───── EXTRACTED INFORMATION
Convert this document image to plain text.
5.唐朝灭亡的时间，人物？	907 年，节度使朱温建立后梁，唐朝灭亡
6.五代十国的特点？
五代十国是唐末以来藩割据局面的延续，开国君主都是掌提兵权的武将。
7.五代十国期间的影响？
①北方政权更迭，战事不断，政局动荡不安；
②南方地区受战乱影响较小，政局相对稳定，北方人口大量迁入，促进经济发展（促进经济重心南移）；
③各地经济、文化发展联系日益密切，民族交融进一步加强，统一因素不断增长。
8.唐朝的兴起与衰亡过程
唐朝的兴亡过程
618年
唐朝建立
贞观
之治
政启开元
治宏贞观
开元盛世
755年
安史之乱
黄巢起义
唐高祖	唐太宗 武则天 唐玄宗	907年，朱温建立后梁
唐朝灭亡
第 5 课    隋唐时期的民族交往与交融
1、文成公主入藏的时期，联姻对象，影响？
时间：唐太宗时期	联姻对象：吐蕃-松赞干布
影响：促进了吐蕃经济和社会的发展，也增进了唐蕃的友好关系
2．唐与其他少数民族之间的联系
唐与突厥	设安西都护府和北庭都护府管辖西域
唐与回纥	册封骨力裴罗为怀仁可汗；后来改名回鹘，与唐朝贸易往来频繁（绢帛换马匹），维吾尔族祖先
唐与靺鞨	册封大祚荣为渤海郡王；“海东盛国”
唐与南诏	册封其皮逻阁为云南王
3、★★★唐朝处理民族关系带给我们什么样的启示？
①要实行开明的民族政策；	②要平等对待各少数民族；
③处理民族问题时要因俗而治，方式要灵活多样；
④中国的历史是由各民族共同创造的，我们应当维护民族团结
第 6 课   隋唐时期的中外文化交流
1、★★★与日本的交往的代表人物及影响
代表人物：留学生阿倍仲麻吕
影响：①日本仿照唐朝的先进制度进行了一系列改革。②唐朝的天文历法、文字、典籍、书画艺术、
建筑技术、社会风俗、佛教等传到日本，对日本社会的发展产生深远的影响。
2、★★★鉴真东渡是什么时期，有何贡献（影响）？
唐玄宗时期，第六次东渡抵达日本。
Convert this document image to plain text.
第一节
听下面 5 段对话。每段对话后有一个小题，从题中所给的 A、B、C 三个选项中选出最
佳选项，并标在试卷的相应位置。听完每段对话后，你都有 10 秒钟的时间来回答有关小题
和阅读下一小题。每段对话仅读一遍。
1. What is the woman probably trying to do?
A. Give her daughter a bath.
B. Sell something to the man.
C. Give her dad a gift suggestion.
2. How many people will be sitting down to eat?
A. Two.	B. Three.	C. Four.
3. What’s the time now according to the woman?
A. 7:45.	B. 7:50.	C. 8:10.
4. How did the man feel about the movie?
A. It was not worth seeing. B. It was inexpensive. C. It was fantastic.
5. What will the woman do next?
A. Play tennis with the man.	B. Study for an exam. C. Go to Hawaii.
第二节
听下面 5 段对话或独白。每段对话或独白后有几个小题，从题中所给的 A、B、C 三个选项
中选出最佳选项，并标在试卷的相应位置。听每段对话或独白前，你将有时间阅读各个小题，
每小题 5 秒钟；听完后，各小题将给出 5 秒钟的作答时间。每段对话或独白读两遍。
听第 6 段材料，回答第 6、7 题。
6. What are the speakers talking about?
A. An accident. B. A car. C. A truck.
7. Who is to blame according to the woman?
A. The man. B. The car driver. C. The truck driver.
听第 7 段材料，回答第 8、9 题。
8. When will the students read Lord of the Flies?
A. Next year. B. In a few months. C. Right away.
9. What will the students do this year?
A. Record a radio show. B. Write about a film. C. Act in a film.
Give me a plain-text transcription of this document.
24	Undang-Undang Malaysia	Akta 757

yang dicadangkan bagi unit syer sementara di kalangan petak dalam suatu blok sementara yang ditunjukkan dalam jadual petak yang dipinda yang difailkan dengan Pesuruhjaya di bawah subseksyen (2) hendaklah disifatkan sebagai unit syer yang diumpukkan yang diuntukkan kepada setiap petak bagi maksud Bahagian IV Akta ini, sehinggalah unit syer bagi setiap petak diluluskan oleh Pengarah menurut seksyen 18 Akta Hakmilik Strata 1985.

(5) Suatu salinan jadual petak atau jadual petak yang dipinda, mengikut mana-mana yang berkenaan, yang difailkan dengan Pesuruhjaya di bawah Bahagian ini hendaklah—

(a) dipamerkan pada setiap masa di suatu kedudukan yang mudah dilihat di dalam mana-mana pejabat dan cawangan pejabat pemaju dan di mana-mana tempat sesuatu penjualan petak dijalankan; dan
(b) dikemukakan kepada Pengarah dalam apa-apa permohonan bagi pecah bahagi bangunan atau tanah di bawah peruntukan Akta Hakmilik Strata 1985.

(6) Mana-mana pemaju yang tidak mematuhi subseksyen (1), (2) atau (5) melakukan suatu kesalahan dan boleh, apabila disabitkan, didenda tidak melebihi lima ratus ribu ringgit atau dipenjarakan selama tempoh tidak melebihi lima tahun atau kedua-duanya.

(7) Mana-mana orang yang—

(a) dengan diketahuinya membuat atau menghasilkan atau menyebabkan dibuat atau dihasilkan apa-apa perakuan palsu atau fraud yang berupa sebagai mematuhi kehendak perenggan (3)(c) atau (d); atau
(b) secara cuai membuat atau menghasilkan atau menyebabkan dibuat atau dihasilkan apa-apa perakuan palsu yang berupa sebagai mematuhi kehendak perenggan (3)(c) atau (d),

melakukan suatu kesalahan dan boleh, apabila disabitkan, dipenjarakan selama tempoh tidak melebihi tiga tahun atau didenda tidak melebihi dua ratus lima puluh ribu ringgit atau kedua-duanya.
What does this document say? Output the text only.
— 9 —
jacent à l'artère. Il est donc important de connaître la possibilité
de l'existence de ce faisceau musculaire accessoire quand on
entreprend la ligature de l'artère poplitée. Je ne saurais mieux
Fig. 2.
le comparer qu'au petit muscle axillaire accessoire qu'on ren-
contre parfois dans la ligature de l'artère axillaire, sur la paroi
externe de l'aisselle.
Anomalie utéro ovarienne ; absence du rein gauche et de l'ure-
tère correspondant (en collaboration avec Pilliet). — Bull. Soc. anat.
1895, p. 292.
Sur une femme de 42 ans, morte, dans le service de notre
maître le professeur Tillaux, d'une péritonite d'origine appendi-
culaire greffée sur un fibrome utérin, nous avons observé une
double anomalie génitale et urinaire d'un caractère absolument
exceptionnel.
──────────
EXERCISE OBJECTIVE: Return all of the data precisely as it appears.

RIGHT ANSWER:
Convert this document image to plain text.
5.唐朝灭亡的时间，人物？	907 年，节度使朱温建立后梁，唐朝灭亡
6.五代十国的特点？
五代十国是唐末以来藩割据局面的延续，开国君主都是掌提兵权的武将。
7.五代十国期间的影响？
①北方政权更迭，战事不断，政局动荡不安；
②南方地区受战乱影响较小，政局相对稳定，北方人口大量迁入，促进经济发展（促进经济重心南移）；
③各地经济、文化发展联系日益密切，民族交融进一步加强，统一因素不断增长。
8.唐朝的兴起与衰亡过程
唐朝的兴亡过程
618年
唐朝建立
贞观
之治
政启开元
治宏贞观
开元盛世
755年
安史之乱
黄巢起义
唐高祖	唐太宗 武则天 唐玄宗	907年，朱温建立后梁
唐朝灭亡
第 5 课    隋唐时期的民族交往与交融
1、文成公主入藏的时期，联姻对象，影响？
时间：唐太宗时期	联姻对象：吐蕃-松赞干布
影响：促进了吐蕃经济和社会的发展，也增进了唐蕃的友好关系
2．唐与其他少数民族之间的联系
唐与突厥	设安西都护府和北庭都护府管辖西域
唐与回纥	册封骨力裴罗为怀仁可汗；后来改名回鹘，与唐朝贸易往来频繁（绢帛换马匹），维吾尔族祖先
唐与靺鞨	册封大祚荣为渤海郡王；“海东盛国”
唐与南诏	册封其皮逻阁为云南王
3、★★★唐朝处理民族关系带给我们什么样的启示？
①要实行开明的民族政策；	②要平等对待各少数民族；
③处理民族问题时要因俗而治，方式要灵活多样；
④中国的历史是由各民族共同创造的，我们应当维护民族团结
第 6 课   隋唐时期的中外文化交流
1、★★★与日本的交往的代表人物及影响
代表人物：留学生阿倍仲麻吕
影响：①日本仿照唐朝的先进制度进行了一系列改革。②唐朝的天文历法、文字、典籍、书画艺术、
建筑技术、社会风俗、佛教等传到日本，对日本社会的发展产生深远的影响。
2、★★★鉴真东渡是什么时期，有何贡献（影响）？
唐玄宗时期，第六次东渡抵达日本。
Convert this document image to plain text.
第一节
听下面 5 段对话。每段对话后有一个小题，从题中所给的 A、B、C 三个选项中选出最
佳选项，并标在试卷的相应位置。听完每段对话后，你都有 10 秒钟的时间来回答有关小题
和阅读下一小题。每段对话仅读一遍。
1. What is the woman probably trying to do?
A. Give her daughter a bath.
B. Sell something to the man.
C. Give her dad a gift suggestion.
2. How many people will be sitting down to eat?
A. Two.	B. Three.	C. Four.
3. What’s the time now according to the woman?
A. 7:45.	B. 7:50.	C. 8:10.
4. How did the man feel about the movie?
A. It was not worth seeing. B. It was inexpensive. C. It was fantastic.
5. What will the woman do next?
A. Play tennis with the man.	B. Study for an exam. C. Go to Hawaii.
第二节
听下面 5 段对话或独白。每段对话或独白后有几个小题，从题中所给的 A、B、C 三个选项
中选出最佳选项，并标在试卷的相应位置。听每段对话或独白前，你将有时间阅读各个小题，
每小题 5 秒钟；听完后，各小题将给出 5 秒钟的作答时间。每段对话或独白读两遍。
听第 6 段材料，回答第 6、7 题。
6. What are the speakers talking about?
A. An accident. B. A car. C. A truck.
7. Who is to blame according to the woman?
A. The man. B. The car driver. C. The truck driver.
听第 7 段材料，回答第 8、9 题。
8. When will the students read Lord of the Flies?
A. Next year. B. In a few months. C. Right away.
9. What will the students do this year?
A. Record a radio show. B. Write about a film. C. Act in a film.
Give me a plain-text transcription of this document.
24	Undang-Undang Malaysia	Akta 757

yang dicadangkan bagi unit syer sementara di kalangan petak dalam suatu blok sementara yang ditunjukkan dalam jadual petak yang dipinda yang difailkan dengan Pesuruhjaya di bawah subseksyen (2) hendaklah disifatkan sebagai unit syer yang diumpukkan yang diuntukkan kepada setiap petak bagi maksud Bahagian IV Akta ini, sehinggalah unit syer bagi setiap petak diluluskan oleh Pengarah menurut seksyen 18 Akta Hakmilik Strata 1985.

(5) Suatu salinan jadual petak atau jadual petak yang dipinda, mengikut mana-mana yang berkenaan, yang difailkan dengan Pesuruhjaya di bawah Bahagian ini hendaklah—

(a) dipamerkan pada setiap masa di suatu kedudukan yang mudah dilihat di dalam mana-mana pejabat dan cawangan pejabat pemaju dan di mana-mana tempat sesuatu penjualan petak dijalankan; dan
(b) dikemukakan kepada Pengarah dalam apa-apa permohonan bagi pecah bahagi bangunan atau tanah di bawah peruntukan Akta Hakmilik Strata 1985.

(6) Mana-mana pemaju yang tidak mematuhi subseksyen (1), (2) atau (5) melakukan suatu kesalahan dan boleh, apabila disabitkan, didenda tidak melebihi lima ratus ribu ringgit atau dipenjarakan selama tempoh tidak melebihi lima tahun atau kedua-duanya.

(7) Mana-mana orang yang—

(a) dengan diketahuinya membuat atau menghasilkan atau menyebabkan dibuat atau dihasilkan apa-apa perakuan palsu atau fraud yang berupa sebagai mematuhi kehendak perenggan (3)(c) atau (d); atau
(b) secara cuai membuat atau menghasilkan atau menyebabkan dibuat atau dihasilkan apa-apa perakuan palsu yang berupa sebagai mematuhi kehendak perenggan (3)(c) atau (d),

melakukan suatu kesalahan dan boleh, apabila disabitkan, dipenjarakan selama tempoh tidak melebihi tiga tahun atau didenda tidak melebihi dua ratus lima puluh ribu ringgit atau kedua-duanya.
What does this document say? Output the text only.
— 9 —
jacent à l'artère. Il est donc important de connaître la possibilité
de l'existence de ce faisceau musculaire accessoire quand on
entreprend la ligature de l'artère poplitée. Je ne saurais mieux
Fig. 2.
le comparer qu'au petit muscle axillaire accessoire qu'on ren-
contre parfois dans la ligature de l'artère axillaire, sur la paroi
externe de l'aisselle.
Anomalie utéro ovarienne ; absence du rein gauche et de l'ure-
tère correspondant (en collaboration avec Pilliet). — Bull. Soc. anat.
1895, p. 292.
Sur une femme de 42 ans, morte, dans le service de notre
maître le professeur Tillaux, d'une péritonite d'origine appendi-
culaire greffée sur un fibrome utérin, nous avons observé une
double anomalie génitale et urinaire d'un caractère absolument
exceptionnel.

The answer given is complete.